AIM OF THE EXERCISE: Write out the entire listing below exactly as it appears, minus any pictures.

ENTRIES:
◆ ◆ ◆ ◆

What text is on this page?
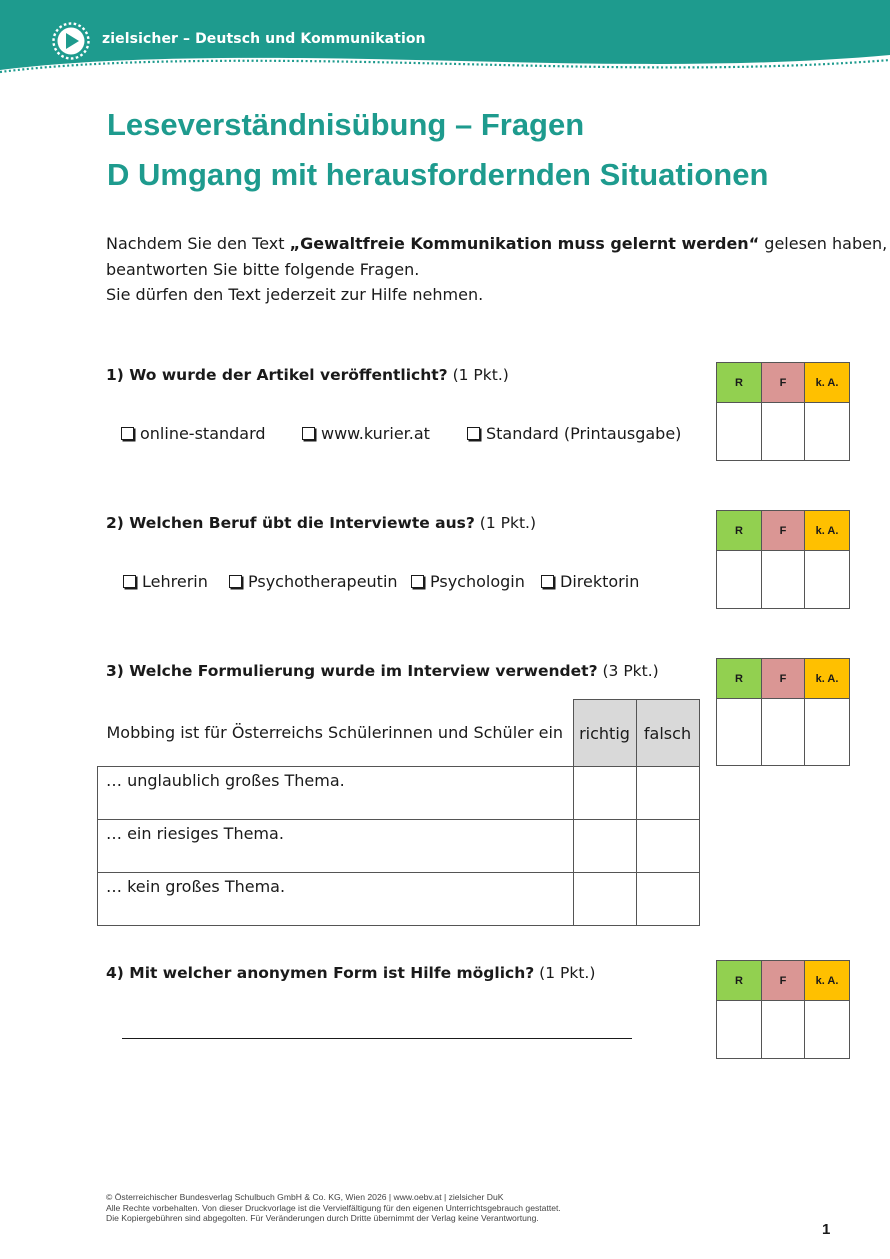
zielsicher – Deutsch und Kommunikation
Leseverständnisübung – Fragen
D Umgang mit herausfordernden Situationen
Nachdem Sie den Text „Gewaltfreie Kommunikation muss gelernt werden“ gelesen haben,
beantworten Sie bitte folgende Fragen.
Sie dürfen den Text jederzeit zur Hilfe nehmen.
1) Wo wurde der Artikel veröffentlicht? (1 Pkt.)
online-standard	www.kurier.at	Standard (Printausgabe)
R	F	k. A.

2) Welchen Beruf übt die Interviewte aus? (1 Pkt.)
Lehrerin	Psychotherapeutin Psychologin Direktorin
R	F	k. A.

3) Welche Formulierung wurde im Interview verwendet? (3 Pkt.)	R	F	k. A.

Mobbing ist für Österreichs Schülerinnen und Schüler ein	richtig	falsch
… unglaublich großes Thema.		
… ein riesiges Thema.		
… kein großes Thema.		
4) Mit welcher anonymen Form ist Hilfe möglich? (1 Pkt.)	R	F	k. A.

© Österreichischer Bundesverlag Schulbuch GmbH & Co. KG, Wien 2026 | www.oebv.at | zielsicher DuK
Alle Rechte vorbehalten. Von dieser Druckvorlage ist die Vervielfältigung für den eigenen Unterrichtsgebrauch gestattet.
Die Kopiergebühren sind abgegolten. Für Veränderungen durch Dritte übernimmt der Verlag keine Verantwortung.
1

◆ ◆ ◆ ◆

RESPONSE TO THIS EXERCISE:
What text is on this page?
zielsicher – Deutsch und Kommunikation
Leseverständnisübung – Fragen
D Umgang mit herausfordernden Situationen
Nachdem Sie den Text „Gewaltfreie Kommunikation muss gelernt werden“ gelesen haben,
beantworten Sie bitte folgende Fragen.
Sie dürfen den Text jederzeit zur Hilfe nehmen.
1) Wo wurde der Artikel veröffentlicht? (1 Pkt.)
online-standard	www.kurier.at	Standard (Printausgabe)
R	F	k. A.

2) Welchen Beruf übt die Interviewte aus? (1 Pkt.)
Lehrerin	Psychotherapeutin Psychologin Direktorin
R	F	k. A.

3) Welche Formulierung wurde im Interview verwendet? (3 Pkt.)	R	F	k. A.

Mobbing ist für Österreichs Schülerinnen und Schüler ein	richtig	falsch
… unglaublich großes Thema.		
… ein riesiges Thema.		
… kein großes Thema.		
4) Mit welcher anonymen Form ist Hilfe möglich? (1 Pkt.)	R	F	k. A.

© Österreichischer Bundesverlag Schulbuch GmbH & Co. KG, Wien 2026 | www.oebv.at | zielsicher DuK
Alle Rechte vorbehalten. Von dieser Druckvorlage ist die Vervielfältigung für den eigenen Unterrichtsgebrauch gestattet.
Die Kopiergebühren sind abgegolten. Für Veränderungen durch Dritte übernimmt der Verlag keine Verantwortung.
1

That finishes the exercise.